Selected extract:

begin

The 2014 NBA Draft Lottery will be held tonight. This year’s draft class (featuring Andrew Wiggins, pictured above) is a particularly impressive one, so it is more important than ever that the lottery rewards the right teams. Here I rank the lottery teams in order, from most deserving to least deserving of winning the top pick.
The order is determined by Davometrics – a balanced consideration of each franchise’s fanbase, history, location, ownership, front office and existing talent.
I want to see the best young prospects in the world playing in the best possible basketball environment: in front of sold-out crowds of educated, passionate fans who will appreciate watching them develop; for owners who are financially committed to surrounding them with the necessary talent to win; and preferably in a large, desirable metropolis that offers superior living and marketing opportunities.
Bonus points for other reasons will be awarded to a team’s case wherever I see fit.

end

The request:
In the NBA draft lottery ranking, which factors does Davometrics weigh in ordering the teams?

Information supplied:
begin

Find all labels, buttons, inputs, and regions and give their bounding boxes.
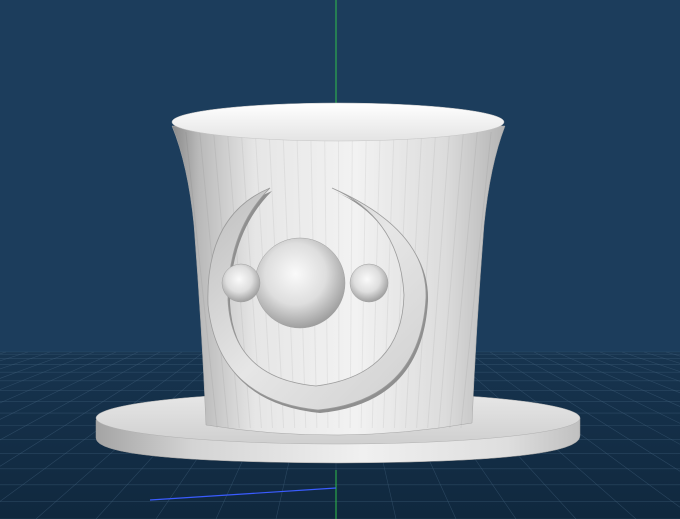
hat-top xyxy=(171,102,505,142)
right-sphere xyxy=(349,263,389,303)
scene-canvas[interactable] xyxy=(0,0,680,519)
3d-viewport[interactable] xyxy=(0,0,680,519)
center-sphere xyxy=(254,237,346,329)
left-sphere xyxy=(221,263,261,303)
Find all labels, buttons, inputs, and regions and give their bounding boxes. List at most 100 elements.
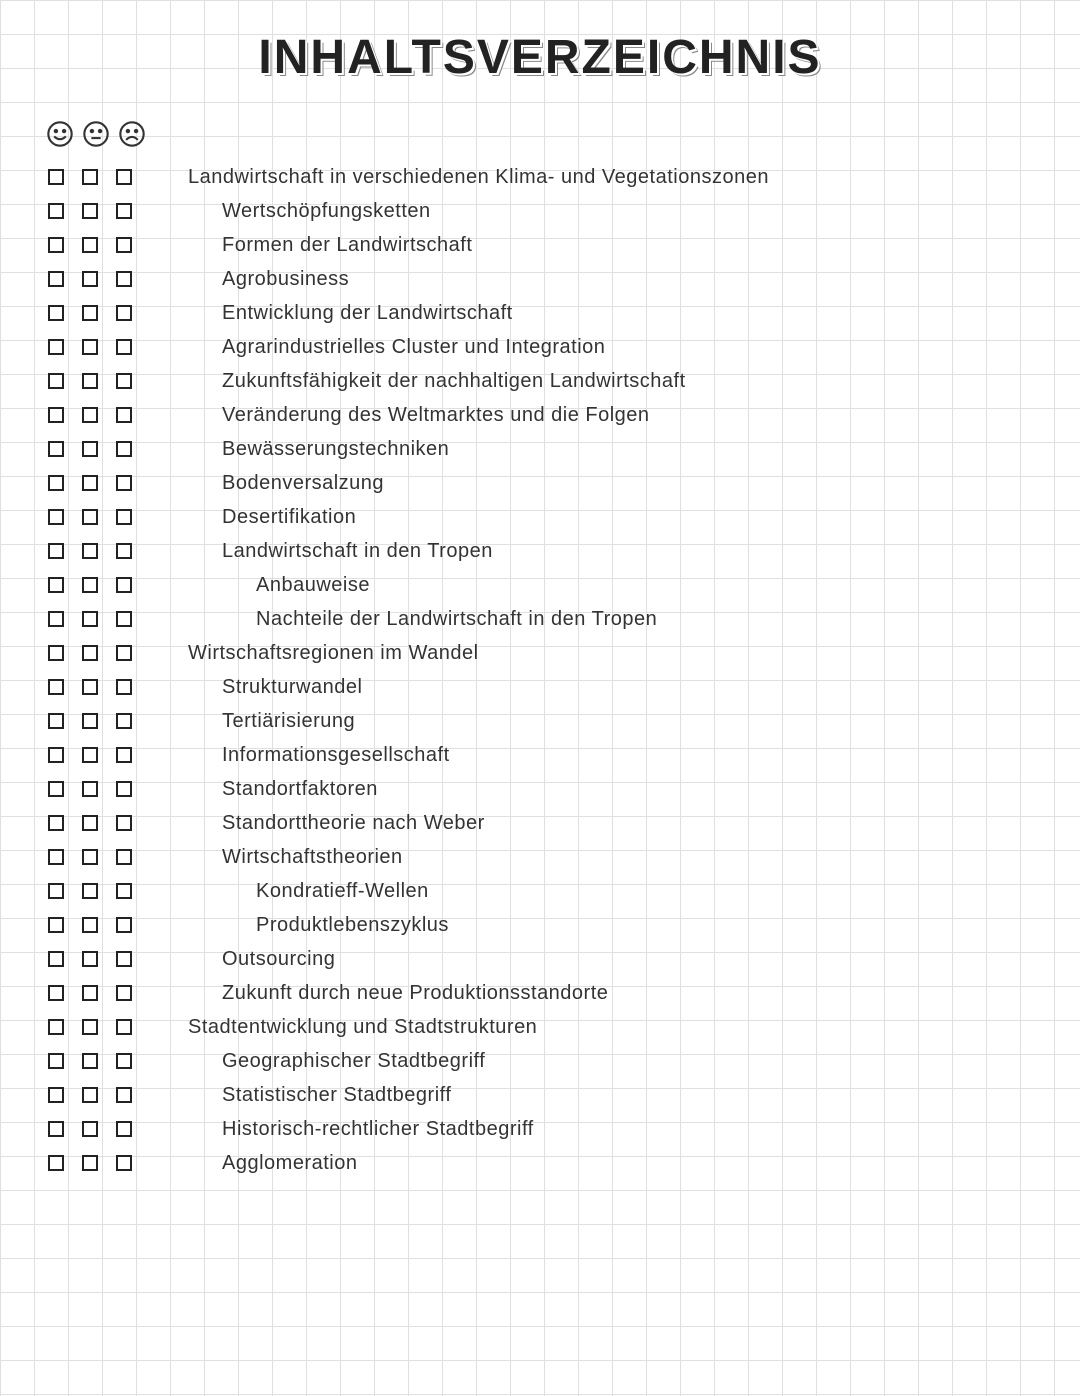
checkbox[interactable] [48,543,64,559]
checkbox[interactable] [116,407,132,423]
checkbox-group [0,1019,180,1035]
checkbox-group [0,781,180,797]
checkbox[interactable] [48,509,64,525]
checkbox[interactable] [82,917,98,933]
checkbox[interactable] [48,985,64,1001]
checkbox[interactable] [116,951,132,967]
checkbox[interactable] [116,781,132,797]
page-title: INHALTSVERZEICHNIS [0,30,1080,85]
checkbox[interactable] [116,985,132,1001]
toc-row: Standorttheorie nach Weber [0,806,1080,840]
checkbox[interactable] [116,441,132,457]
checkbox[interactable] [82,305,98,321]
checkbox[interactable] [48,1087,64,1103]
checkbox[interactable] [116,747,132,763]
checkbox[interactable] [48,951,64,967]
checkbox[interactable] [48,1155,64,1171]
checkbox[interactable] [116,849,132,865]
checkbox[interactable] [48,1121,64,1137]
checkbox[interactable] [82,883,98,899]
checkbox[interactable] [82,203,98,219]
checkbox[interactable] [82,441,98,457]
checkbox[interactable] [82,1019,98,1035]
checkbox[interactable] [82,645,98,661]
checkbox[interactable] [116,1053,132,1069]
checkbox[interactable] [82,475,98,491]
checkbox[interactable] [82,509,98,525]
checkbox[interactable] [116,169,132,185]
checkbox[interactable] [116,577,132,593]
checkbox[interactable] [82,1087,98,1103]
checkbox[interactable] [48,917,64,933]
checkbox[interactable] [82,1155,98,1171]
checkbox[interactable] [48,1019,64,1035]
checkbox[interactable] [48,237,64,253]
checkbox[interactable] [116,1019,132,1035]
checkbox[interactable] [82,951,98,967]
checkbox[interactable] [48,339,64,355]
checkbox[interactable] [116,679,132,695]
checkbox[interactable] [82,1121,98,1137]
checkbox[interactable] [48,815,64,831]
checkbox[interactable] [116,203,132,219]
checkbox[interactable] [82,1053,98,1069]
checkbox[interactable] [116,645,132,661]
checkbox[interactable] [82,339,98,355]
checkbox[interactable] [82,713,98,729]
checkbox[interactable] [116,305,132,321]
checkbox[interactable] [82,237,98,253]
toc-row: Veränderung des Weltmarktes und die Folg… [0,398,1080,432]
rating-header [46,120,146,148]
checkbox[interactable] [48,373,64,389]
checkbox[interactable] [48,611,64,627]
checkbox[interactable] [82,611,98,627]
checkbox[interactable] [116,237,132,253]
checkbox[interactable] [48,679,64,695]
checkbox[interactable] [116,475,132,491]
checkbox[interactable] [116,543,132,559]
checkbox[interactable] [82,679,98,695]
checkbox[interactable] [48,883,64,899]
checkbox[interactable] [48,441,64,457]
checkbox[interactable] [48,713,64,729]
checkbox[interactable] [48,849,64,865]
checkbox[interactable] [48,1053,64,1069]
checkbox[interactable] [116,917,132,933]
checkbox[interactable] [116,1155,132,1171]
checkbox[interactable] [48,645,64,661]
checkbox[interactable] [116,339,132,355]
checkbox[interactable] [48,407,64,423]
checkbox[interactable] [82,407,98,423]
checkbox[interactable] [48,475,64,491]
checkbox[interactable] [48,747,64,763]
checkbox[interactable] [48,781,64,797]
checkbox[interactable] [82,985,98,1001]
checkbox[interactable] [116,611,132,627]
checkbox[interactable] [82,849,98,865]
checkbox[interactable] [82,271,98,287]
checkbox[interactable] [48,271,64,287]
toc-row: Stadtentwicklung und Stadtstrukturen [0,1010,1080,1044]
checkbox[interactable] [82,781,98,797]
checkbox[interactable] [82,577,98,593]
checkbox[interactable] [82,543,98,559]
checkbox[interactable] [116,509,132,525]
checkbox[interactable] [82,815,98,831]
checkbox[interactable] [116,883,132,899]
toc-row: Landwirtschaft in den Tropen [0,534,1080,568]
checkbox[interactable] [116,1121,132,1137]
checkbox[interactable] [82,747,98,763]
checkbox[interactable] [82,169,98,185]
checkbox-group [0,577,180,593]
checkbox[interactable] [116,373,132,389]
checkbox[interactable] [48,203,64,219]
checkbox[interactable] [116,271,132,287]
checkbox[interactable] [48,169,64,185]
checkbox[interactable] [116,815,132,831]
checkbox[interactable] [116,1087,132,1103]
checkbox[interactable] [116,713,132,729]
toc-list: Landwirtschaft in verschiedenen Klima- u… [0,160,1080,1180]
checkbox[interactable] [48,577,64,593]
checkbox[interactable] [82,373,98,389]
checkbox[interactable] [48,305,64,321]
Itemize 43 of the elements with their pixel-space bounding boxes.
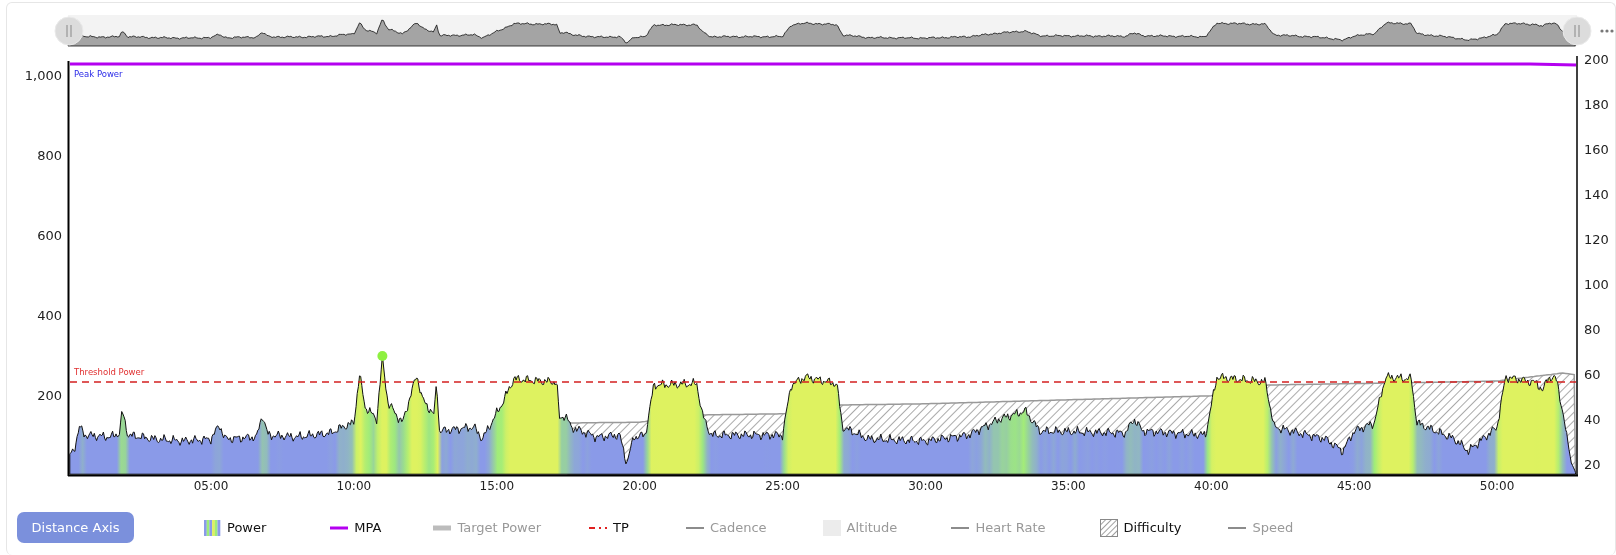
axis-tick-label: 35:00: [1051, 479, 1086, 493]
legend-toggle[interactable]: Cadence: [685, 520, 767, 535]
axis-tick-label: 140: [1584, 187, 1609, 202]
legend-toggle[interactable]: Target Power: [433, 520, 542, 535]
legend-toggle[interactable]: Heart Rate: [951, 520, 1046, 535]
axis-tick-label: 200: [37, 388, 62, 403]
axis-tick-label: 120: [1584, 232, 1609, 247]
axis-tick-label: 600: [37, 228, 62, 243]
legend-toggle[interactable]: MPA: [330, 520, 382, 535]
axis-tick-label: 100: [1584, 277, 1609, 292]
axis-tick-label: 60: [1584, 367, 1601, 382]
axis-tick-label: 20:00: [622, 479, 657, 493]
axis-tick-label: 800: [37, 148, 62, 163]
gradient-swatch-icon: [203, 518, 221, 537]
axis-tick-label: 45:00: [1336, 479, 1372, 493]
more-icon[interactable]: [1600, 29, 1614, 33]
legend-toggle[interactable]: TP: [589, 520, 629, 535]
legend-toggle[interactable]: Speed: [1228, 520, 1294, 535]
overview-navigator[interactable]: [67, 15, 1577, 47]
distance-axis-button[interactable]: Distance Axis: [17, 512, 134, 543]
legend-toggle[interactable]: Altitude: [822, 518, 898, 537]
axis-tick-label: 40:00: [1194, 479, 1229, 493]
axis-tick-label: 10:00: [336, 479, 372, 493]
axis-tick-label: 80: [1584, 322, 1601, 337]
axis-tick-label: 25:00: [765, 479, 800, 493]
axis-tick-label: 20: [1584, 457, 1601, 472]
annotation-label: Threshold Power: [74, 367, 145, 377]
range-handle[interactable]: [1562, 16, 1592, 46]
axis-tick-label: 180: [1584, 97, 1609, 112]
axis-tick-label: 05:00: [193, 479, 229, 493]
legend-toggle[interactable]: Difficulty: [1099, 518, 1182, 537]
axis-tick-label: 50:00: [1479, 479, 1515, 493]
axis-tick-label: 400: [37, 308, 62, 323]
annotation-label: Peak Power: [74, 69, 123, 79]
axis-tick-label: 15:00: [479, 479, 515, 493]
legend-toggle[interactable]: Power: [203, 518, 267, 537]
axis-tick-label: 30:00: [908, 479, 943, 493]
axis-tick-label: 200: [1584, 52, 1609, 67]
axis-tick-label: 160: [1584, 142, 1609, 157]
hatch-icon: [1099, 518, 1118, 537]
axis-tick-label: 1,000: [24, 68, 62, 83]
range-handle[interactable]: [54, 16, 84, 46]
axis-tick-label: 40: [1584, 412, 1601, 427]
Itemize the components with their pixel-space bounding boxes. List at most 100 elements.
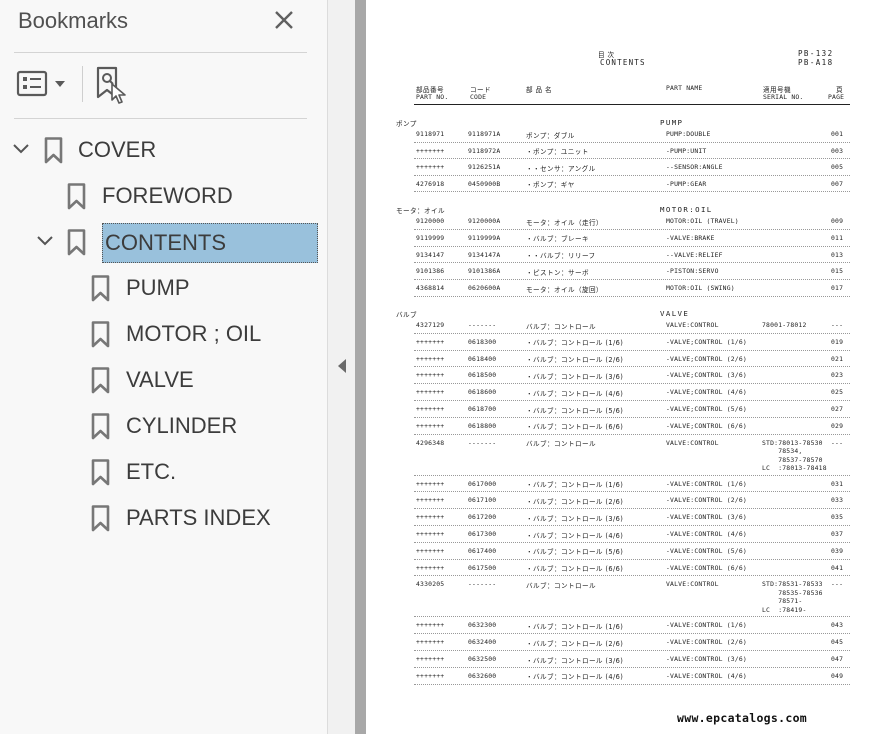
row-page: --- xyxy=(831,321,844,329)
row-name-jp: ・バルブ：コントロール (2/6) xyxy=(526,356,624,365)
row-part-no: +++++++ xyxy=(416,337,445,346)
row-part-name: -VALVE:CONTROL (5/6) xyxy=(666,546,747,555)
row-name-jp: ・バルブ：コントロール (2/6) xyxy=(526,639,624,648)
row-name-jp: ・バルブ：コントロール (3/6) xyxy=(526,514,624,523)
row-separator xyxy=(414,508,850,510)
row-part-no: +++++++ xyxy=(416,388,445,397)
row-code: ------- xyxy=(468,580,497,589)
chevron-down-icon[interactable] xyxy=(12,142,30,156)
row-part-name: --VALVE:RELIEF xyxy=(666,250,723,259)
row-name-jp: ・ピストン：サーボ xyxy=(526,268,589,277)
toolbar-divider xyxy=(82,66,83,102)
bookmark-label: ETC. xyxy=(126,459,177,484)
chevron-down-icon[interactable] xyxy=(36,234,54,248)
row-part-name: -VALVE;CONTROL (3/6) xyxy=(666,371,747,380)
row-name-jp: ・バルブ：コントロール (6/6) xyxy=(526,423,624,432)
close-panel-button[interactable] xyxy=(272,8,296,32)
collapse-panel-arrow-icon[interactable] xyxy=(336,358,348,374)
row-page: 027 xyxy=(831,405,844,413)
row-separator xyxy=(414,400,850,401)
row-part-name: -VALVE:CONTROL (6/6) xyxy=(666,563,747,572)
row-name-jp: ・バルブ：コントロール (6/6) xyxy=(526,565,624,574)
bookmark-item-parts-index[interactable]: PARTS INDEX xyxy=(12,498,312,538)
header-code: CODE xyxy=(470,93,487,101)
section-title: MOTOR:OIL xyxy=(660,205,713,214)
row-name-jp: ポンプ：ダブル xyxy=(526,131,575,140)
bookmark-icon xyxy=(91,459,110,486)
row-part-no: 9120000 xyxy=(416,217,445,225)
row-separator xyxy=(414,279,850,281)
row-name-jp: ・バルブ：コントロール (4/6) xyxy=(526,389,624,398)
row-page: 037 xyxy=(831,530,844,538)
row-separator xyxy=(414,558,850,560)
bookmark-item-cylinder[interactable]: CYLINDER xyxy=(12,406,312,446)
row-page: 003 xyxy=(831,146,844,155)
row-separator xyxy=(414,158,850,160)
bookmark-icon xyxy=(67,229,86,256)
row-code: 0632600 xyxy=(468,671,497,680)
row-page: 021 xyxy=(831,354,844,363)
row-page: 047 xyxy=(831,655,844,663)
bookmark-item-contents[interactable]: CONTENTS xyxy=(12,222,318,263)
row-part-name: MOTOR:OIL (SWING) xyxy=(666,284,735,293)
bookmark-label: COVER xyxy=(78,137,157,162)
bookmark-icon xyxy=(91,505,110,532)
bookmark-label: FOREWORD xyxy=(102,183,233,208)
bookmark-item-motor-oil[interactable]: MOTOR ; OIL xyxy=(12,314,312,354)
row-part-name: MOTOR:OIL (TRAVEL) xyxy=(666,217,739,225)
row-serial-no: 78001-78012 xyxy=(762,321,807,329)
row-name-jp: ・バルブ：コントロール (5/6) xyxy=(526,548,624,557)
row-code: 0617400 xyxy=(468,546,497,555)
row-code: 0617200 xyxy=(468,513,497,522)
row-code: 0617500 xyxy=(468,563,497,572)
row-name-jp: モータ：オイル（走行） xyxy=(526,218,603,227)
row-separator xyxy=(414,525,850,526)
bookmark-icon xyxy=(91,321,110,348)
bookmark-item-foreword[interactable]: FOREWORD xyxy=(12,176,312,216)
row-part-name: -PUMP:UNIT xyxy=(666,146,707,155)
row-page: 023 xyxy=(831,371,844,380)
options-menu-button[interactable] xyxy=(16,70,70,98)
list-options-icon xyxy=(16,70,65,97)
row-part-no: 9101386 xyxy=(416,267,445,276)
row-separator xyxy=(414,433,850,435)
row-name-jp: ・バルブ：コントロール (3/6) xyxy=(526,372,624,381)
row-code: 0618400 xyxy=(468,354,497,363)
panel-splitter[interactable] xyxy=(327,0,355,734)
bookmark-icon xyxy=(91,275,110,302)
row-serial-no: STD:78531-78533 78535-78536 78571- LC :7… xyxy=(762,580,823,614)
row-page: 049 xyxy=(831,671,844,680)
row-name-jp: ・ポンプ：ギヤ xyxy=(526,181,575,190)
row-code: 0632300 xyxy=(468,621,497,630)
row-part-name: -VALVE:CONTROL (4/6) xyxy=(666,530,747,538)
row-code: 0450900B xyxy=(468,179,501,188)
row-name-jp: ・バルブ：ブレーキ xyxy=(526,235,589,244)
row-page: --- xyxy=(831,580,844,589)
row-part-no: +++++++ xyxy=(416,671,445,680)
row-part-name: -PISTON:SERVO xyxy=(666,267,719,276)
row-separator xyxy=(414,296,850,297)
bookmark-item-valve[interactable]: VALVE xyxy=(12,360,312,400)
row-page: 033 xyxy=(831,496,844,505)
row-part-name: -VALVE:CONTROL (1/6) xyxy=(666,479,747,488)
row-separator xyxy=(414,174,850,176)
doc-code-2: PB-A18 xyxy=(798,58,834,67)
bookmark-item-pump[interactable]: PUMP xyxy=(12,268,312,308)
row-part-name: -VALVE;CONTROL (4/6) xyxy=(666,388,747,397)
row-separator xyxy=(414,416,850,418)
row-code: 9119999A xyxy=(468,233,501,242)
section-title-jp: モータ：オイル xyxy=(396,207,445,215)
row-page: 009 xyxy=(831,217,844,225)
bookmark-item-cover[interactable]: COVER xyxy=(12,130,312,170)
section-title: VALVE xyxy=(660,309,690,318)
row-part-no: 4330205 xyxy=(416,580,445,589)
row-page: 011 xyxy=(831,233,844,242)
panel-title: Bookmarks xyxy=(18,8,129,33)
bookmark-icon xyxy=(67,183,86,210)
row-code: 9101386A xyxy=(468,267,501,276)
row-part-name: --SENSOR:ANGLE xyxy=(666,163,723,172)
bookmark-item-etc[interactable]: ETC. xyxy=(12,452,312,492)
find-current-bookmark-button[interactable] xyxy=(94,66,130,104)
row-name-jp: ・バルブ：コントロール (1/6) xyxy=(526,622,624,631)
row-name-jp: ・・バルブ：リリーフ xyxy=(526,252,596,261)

end

Exercise solution:
Each franchise's fanbase, history, location, ownership, front office and existing talent.